» WORK TO COMPLETE
Write the records below out again exactly as given, with no images.

» Saved entries
□ □ □ □ □ □ □

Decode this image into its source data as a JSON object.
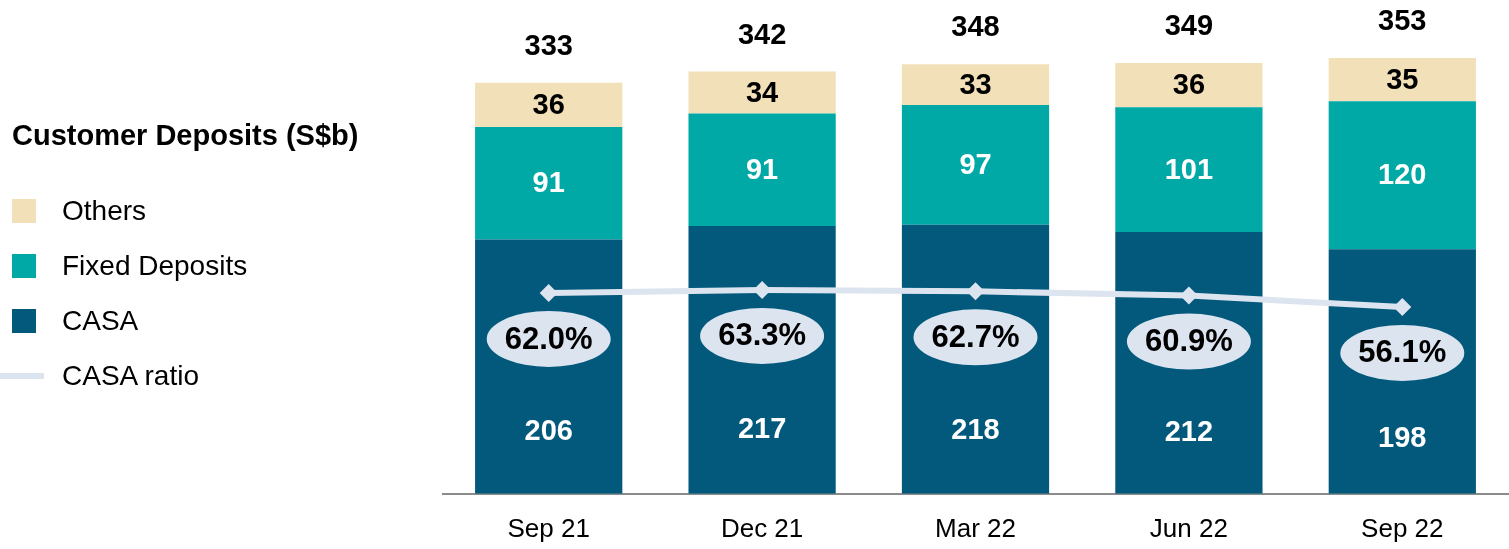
{
  "chart_data": {
    "type": "bar",
    "categories": [
      "Sep 21",
      "Dec 21",
      "Mar 22",
      "Jun 22",
      "Sep 22"
    ],
    "legend_title": "Customer Deposits (S$b)",
    "series": [
      {
        "name": "CASA",
        "color": "#02597b",
        "values": [
          206,
          217,
          218,
          212,
          198
        ]
      },
      {
        "name": "Fixed Deposits",
        "color": "#00a9a6",
        "values": [
          91,
          91,
          97,
          101,
          120
        ]
      },
      {
        "name": "Others",
        "color": "#f2e0b8",
        "values": [
          36,
          34,
          33,
          36,
          35
        ]
      },
      {
        "name": "CASA ratio",
        "type": "line",
        "axis": "y2",
        "color": "#dce4f0",
        "values": [
          62.0,
          63.3,
          62.7,
          60.9,
          56.1
        ],
        "value_labels": [
          "62.0%",
          "63.3%",
          "62.7%",
          "60.9%",
          "56.1%"
        ]
      }
    ],
    "stacked": true,
    "totals": [
      "333",
      "342",
      "348",
      "349",
      "353"
    ],
    "data_labels": true,
    "y2lim": [
      -23,
      186
    ],
    "tick_labels": "x",
    "grid": false,
    "legend": "left",
    "marker": "diamond"
  }
}
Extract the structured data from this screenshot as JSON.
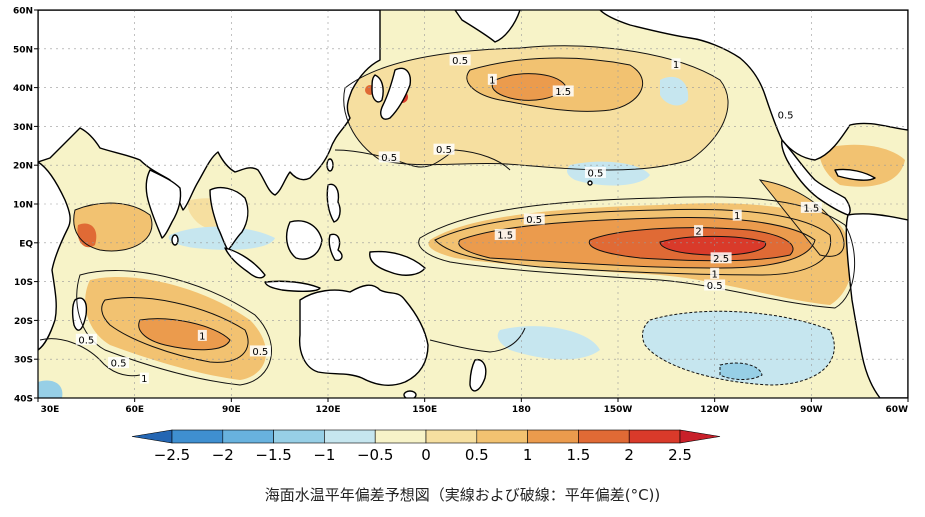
{
  "map": {
    "lat_labels": [
      "60N",
      "50N",
      "40N",
      "30N",
      "20N",
      "10N",
      "EQ",
      "10S",
      "20S",
      "30S",
      "40S"
    ],
    "lon_labels": [
      "30E",
      "60E",
      "90E",
      "120E",
      "150E",
      "180",
      "150W",
      "120W",
      "90W",
      "60W"
    ],
    "contour_labels": [
      {
        "text": "0.5",
        "lon": 161,
        "lat": 47
      },
      {
        "text": "1",
        "lon": 171,
        "lat": 42
      },
      {
        "text": "1.5",
        "lon": 193,
        "lat": 39
      },
      {
        "text": "1",
        "lon": 228,
        "lat": 46
      },
      {
        "text": "0.5",
        "lon": 262,
        "lat": 33
      },
      {
        "text": "0.5",
        "lon": 203,
        "lat": 18
      },
      {
        "text": "0.5",
        "lon": 139,
        "lat": 22
      },
      {
        "text": "0.5",
        "lon": 156,
        "lat": 24
      },
      {
        "text": "0.5",
        "lon": 184,
        "lat": 6
      },
      {
        "text": "1.5",
        "lon": 175,
        "lat": 2
      },
      {
        "text": "1",
        "lon": 247,
        "lat": 7
      },
      {
        "text": "2",
        "lon": 235,
        "lat": 3
      },
      {
        "text": "2.5",
        "lon": 242,
        "lat": -4
      },
      {
        "text": "1",
        "lon": 240,
        "lat": -8
      },
      {
        "text": "0.5",
        "lon": 240,
        "lat": -11
      },
      {
        "text": "1.5",
        "lon": 270,
        "lat": 9
      },
      {
        "text": "1",
        "lon": 81,
        "lat": -24
      },
      {
        "text": "0.5",
        "lon": 99,
        "lat": -28
      },
      {
        "text": "0.5",
        "lon": 55,
        "lat": -31
      },
      {
        "text": "1",
        "lon": 63,
        "lat": -35
      },
      {
        "text": "0.5",
        "lon": 45,
        "lat": -25
      }
    ]
  },
  "colorbar": {
    "levels": [
      "−2.5",
      "−2",
      "−1.5",
      "−1",
      "−0.5",
      "0",
      "0.5",
      "1",
      "1.5",
      "2",
      "2.5"
    ],
    "colors": [
      "#2466b3",
      "#3f8fd0",
      "#68b2de",
      "#97cfe6",
      "#c6e6ef",
      "#f7f3c8",
      "#f6dfa0",
      "#f2c271",
      "#eb9b4d",
      "#e06a35",
      "#d93a2a",
      "#c8202a"
    ]
  },
  "caption": "海面水温平年偏差予想図（実線および破線：平年偏差(°C))"
}
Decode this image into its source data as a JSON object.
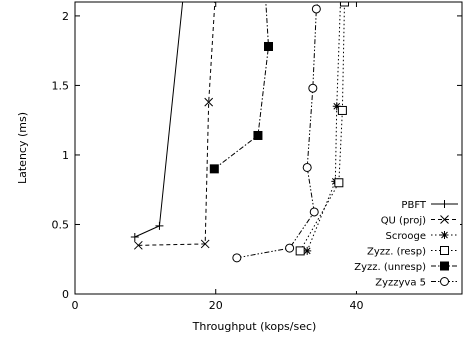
{
  "chart_data": {
    "type": "line",
    "xlabel": "Throughput (kops/sec)",
    "ylabel": "Latency (ms)",
    "xlim": [
      0,
      55
    ],
    "ylim": [
      0,
      2.1
    ],
    "x_ticks": [
      0,
      20,
      40
    ],
    "y_ticks": [
      0,
      0.5,
      1,
      1.5,
      2
    ],
    "x_tick_labels": [
      "0",
      "20",
      "40"
    ],
    "y_tick_labels": [
      "0",
      "0.5",
      "1",
      "1.5",
      "2"
    ],
    "grid": false,
    "legend_position": "bottom-right",
    "series": [
      {
        "name": "PBFT",
        "marker": "plus",
        "dash": "solid",
        "x": [
          8.5,
          12.0,
          15.5
        ],
        "y": [
          0.41,
          0.49,
          2.2
        ]
      },
      {
        "name": "QU (proj)",
        "marker": "x",
        "dash": "dashed",
        "x": [
          9.0,
          18.5,
          19.0,
          20.0
        ],
        "y": [
          0.35,
          0.36,
          1.38,
          2.2
        ]
      },
      {
        "name": "Scrooge",
        "marker": "star",
        "dash": "dotted",
        "x": [
          33.0,
          37.0,
          37.2,
          37.8
        ],
        "y": [
          0.31,
          0.81,
          1.35,
          2.2
        ]
      },
      {
        "name": "Zyzz. (resp)",
        "marker": "square-open",
        "dash": "dotted",
        "x": [
          32.0,
          37.5,
          38.0,
          38.3
        ],
        "y": [
          0.31,
          0.8,
          1.32,
          2.1
        ]
      },
      {
        "name": "Zyzz. (unresp)",
        "marker": "square-filled",
        "dash": "dashdot",
        "x": [
          19.8,
          26.0,
          27.5,
          27.0
        ],
        "y": [
          0.9,
          1.14,
          1.78,
          2.2
        ]
      },
      {
        "name": "Zyzzyva 5",
        "marker": "circle-open",
        "dash": "dashdotdot",
        "x": [
          23.0,
          30.5,
          34.0,
          33.0,
          33.8,
          34.3,
          35.0
        ],
        "y": [
          0.26,
          0.33,
          0.59,
          0.91,
          1.48,
          2.05,
          2.2
        ]
      }
    ]
  }
}
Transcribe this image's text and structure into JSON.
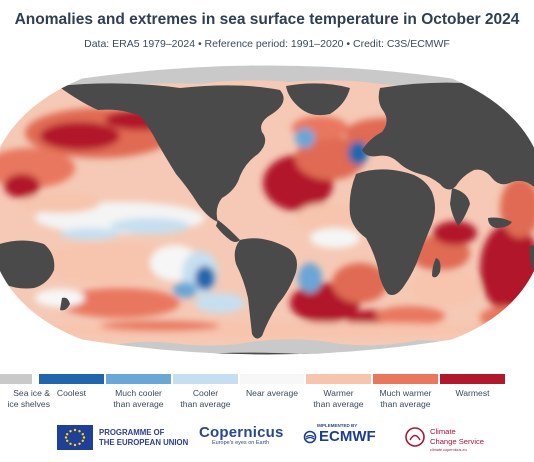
{
  "title": "Anomalies and extremes in sea surface temperature in October 2024",
  "subtitle": "Data: ERA5 1979–2024 • Reference period: 1991–2020 • Credit: C3S/ECMWF",
  "colors": {
    "land": "#4a4a4a",
    "sea_ice": "#c9c9c9",
    "coolest": "#2166ac",
    "much_cooler": "#6aa6d6",
    "cooler": "#c6dff0",
    "near_average": "#f7f7f7",
    "warmer": "#f7c4ad",
    "much_warmer": "#e9775e",
    "warmest": "#b2182b"
  },
  "legend": [
    {
      "line1": "Sea ice &",
      "line2": "ice shelves",
      "color": "#c9c9c9"
    },
    {
      "line1": "Coolest",
      "line2": "",
      "color": "#2166ac"
    },
    {
      "line1": "Much cooler",
      "line2": "than average",
      "color": "#6aa6d6"
    },
    {
      "line1": "Cooler",
      "line2": "than average",
      "color": "#c6dff0"
    },
    {
      "line1": "Near average",
      "line2": "",
      "color": "#f7f7f7"
    },
    {
      "line1": "Warmer",
      "line2": "than average",
      "color": "#f7c4ad"
    },
    {
      "line1": "Much warmer",
      "line2": "than average",
      "color": "#e9775e"
    },
    {
      "line1": "Warmest",
      "line2": "",
      "color": "#b2182b"
    }
  ],
  "logos": {
    "eu_line1": "PROGRAMME OF",
    "eu_line2": "THE EUROPEAN UNION",
    "copernicus": "Copernicus",
    "copernicus_tagline": "Europe's eyes on Earth",
    "ecmwf_implemented": "IMPLEMENTED BY",
    "ecmwf": "ECMWF",
    "ccs_line1": "Climate",
    "ccs_line2": "Change Service",
    "ccs_tagline": "climate.copernicus.eu"
  }
}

□ □ □ □ □ □ □

» TASK SOLUTION
Decode this image into its source data as a JSON object.
{
  "chart_data": {
    "type": "bar",
    "categories": [
      "Sep 21",
      "Dec 21",
      "Mar 22",
      "Jun 22",
      "Sep 22"
    ],
    "legend_title": "Customer Deposits (S$b)",
    "series": [
      {
        "name": "CASA",
        "color": "#02597b",
        "values": [
          206,
          217,
          218,
          212,
          198
        ]
      },
      {
        "name": "Fixed Deposits",
        "color": "#00a9a6",
        "values": [
          91,
          91,
          97,
          101,
          120
        ]
      },
      {
        "name": "Others",
        "color": "#f2e0b8",
        "values": [
          36,
          34,
          33,
          36,
          35
        ]
      },
      {
        "name": "CASA ratio",
        "type": "line",
        "axis": "y2",
        "color": "#dce4f0",
        "values": [
          62.0,
          63.3,
          62.7,
          60.9,
          56.1
        ],
        "value_labels": [
          "62.0%",
          "63.3%",
          "62.7%",
          "60.9%",
          "56.1%"
        ]
      }
    ],
    "stacked": true,
    "totals": [
      "333",
      "342",
      "348",
      "349",
      "353"
    ],
    "data_labels": true,
    "y2lim": [
      -23,
      186
    ],
    "tick_labels": "x",
    "grid": false,
    "legend": "left",
    "marker": "diamond"
  }
}
Extract the structured data from this screenshot as JSON.
{
  "map": {
    "lat_labels": [
      "60N",
      "50N",
      "40N",
      "30N",
      "20N",
      "10N",
      "EQ",
      "10S",
      "20S",
      "30S",
      "40S"
    ],
    "lon_labels": [
      "30E",
      "60E",
      "90E",
      "120E",
      "150E",
      "180",
      "150W",
      "120W",
      "90W",
      "60W"
    ],
    "contour_labels": [
      {
        "text": "0.5",
        "lon": 161,
        "lat": 47
      },
      {
        "text": "1",
        "lon": 171,
        "lat": 42
      },
      {
        "text": "1.5",
        "lon": 193,
        "lat": 39
      },
      {
        "text": "1",
        "lon": 228,
        "lat": 46
      },
      {
        "text": "0.5",
        "lon": 262,
        "lat": 33
      },
      {
        "text": "0.5",
        "lon": 203,
        "lat": 18
      },
      {
        "text": "0.5",
        "lon": 139,
        "lat": 22
      },
      {
        "text": "0.5",
        "lon": 156,
        "lat": 24
      },
      {
        "text": "0.5",
        "lon": 184,
        "lat": 6
      },
      {
        "text": "1.5",
        "lon": 175,
        "lat": 2
      },
      {
        "text": "1",
        "lon": 247,
        "lat": 7
      },
      {
        "text": "2",
        "lon": 235,
        "lat": 3
      },
      {
        "text": "2.5",
        "lon": 242,
        "lat": -4
      },
      {
        "text": "1",
        "lon": 240,
        "lat": -8
      },
      {
        "text": "0.5",
        "lon": 240,
        "lat": -11
      },
      {
        "text": "1.5",
        "lon": 270,
        "lat": 9
      },
      {
        "text": "1",
        "lon": 81,
        "lat": -24
      },
      {
        "text": "0.5",
        "lon": 99,
        "lat": -28
      },
      {
        "text": "0.5",
        "lon": 55,
        "lat": -31
      },
      {
        "text": "1",
        "lon": 63,
        "lat": -35
      },
      {
        "text": "0.5",
        "lon": 45,
        "lat": -25
      }
    ]
  },
  "colorbar": {
    "levels": [
      "−2.5",
      "−2",
      "−1.5",
      "−1",
      "−0.5",
      "0",
      "0.5",
      "1",
      "1.5",
      "2",
      "2.5"
    ],
    "colors": [
      "#2466b3",
      "#3f8fd0",
      "#68b2de",
      "#97cfe6",
      "#c6e6ef",
      "#f7f3c8",
      "#f6dfa0",
      "#f2c271",
      "#eb9b4d",
      "#e06a35",
      "#d93a2a",
      "#c8202a"
    ]
  },
  "caption": "海面水温平年偏差予想図（実線および破線：平年偏差(°C))"
}
Decode this image into its source data as a JSON object.
{
  "chart_data": {
    "type": "line",
    "xlabel": "Throughput (kops/sec)",
    "ylabel": "Latency (ms)",
    "xlim": [
      0,
      55
    ],
    "ylim": [
      0,
      2.1
    ],
    "x_ticks": [
      0,
      20,
      40
    ],
    "y_ticks": [
      0,
      0.5,
      1,
      1.5,
      2
    ],
    "x_tick_labels": [
      "0",
      "20",
      "40"
    ],
    "y_tick_labels": [
      "0",
      "0.5",
      "1",
      "1.5",
      "2"
    ],
    "grid": false,
    "legend_position": "bottom-right",
    "series": [
      {
        "name": "PBFT",
        "marker": "plus",
        "dash": "solid",
        "x": [
          8.5,
          12.0,
          15.5
        ],
        "y": [
          0.41,
          0.49,
          2.2
        ]
      },
      {
        "name": "QU (proj)",
        "marker": "x",
        "dash": "dashed",
        "x": [
          9.0,
          18.5,
          19.0,
          20.0
        ],
        "y": [
          0.35,
          0.36,
          1.38,
          2.2
        ]
      },
      {
        "name": "Scrooge",
        "marker": "star",
        "dash": "dotted",
        "x": [
          33.0,
          37.0,
          37.2,
          37.8
        ],
        "y": [
          0.31,
          0.81,
          1.35,
          2.2
        ]
      },
      {
        "name": "Zyzz. (resp)",
        "marker": "square-open",
        "dash": "dotted",
        "x": [
          32.0,
          37.5,
          38.0,
          38.3
        ],
        "y": [
          0.31,
          0.8,
          1.32,
          2.1
        ]
      },
      {
        "name": "Zyzz. (unresp)",
        "marker": "square-filled",
        "dash": "dashdot",
        "x": [
          19.8,
          26.0,
          27.5,
          27.0
        ],
        "y": [
          0.9,
          1.14,
          1.78,
          2.2
        ]
      },
      {
        "name": "Zyzzyva 5",
        "marker": "circle-open",
        "dash": "dashdotdot",
        "x": [
          23.0,
          30.5,
          34.0,
          33.0,
          33.8,
          34.3,
          35.0
        ],
        "y": [
          0.26,
          0.33,
          0.59,
          0.91,
          1.48,
          2.05,
          2.2
        ]
      }
    ]
  }
}
Transcribe this image's text and structure into JSON.
{
  "title": "Anomalies and extremes in sea surface temperature in October 2024",
  "subtitle": "Data: ERA5 1979–2024 • Reference period: 1991–2020 • Credit: C3S/ECMWF",
  "colors": {
    "land": "#4a4a4a",
    "sea_ice": "#c9c9c9",
    "coolest": "#2166ac",
    "much_cooler": "#6aa6d6",
    "cooler": "#c6dff0",
    "near_average": "#f7f7f7",
    "warmer": "#f7c4ad",
    "much_warmer": "#e9775e",
    "warmest": "#b2182b"
  },
  "legend": [
    {
      "line1": "Sea ice &",
      "line2": "ice shelves",
      "color": "#c9c9c9"
    },
    {
      "line1": "Coolest",
      "line2": "",
      "color": "#2166ac"
    },
    {
      "line1": "Much cooler",
      "line2": "than average",
      "color": "#6aa6d6"
    },
    {
      "line1": "Cooler",
      "line2": "than average",
      "color": "#c6dff0"
    },
    {
      "line1": "Near average",
      "line2": "",
      "color": "#f7f7f7"
    },
    {
      "line1": "Warmer",
      "line2": "than average",
      "color": "#f7c4ad"
    },
    {
      "line1": "Much warmer",
      "line2": "than average",
      "color": "#e9775e"
    },
    {
      "line1": "Warmest",
      "line2": "",
      "color": "#b2182b"
    }
  ],
  "logos": {
    "eu_line1": "PROGRAMME OF",
    "eu_line2": "THE EUROPEAN UNION",
    "copernicus": "Copernicus",
    "copernicus_tagline": "Europe's eyes on Earth",
    "ecmwf_implemented": "IMPLEMENTED BY",
    "ecmwf": "ECMWF",
    "ccs_line1": "Climate",
    "ccs_line2": "Change Service",
    "ccs_tagline": "climate.copernicus.eu"
  }
}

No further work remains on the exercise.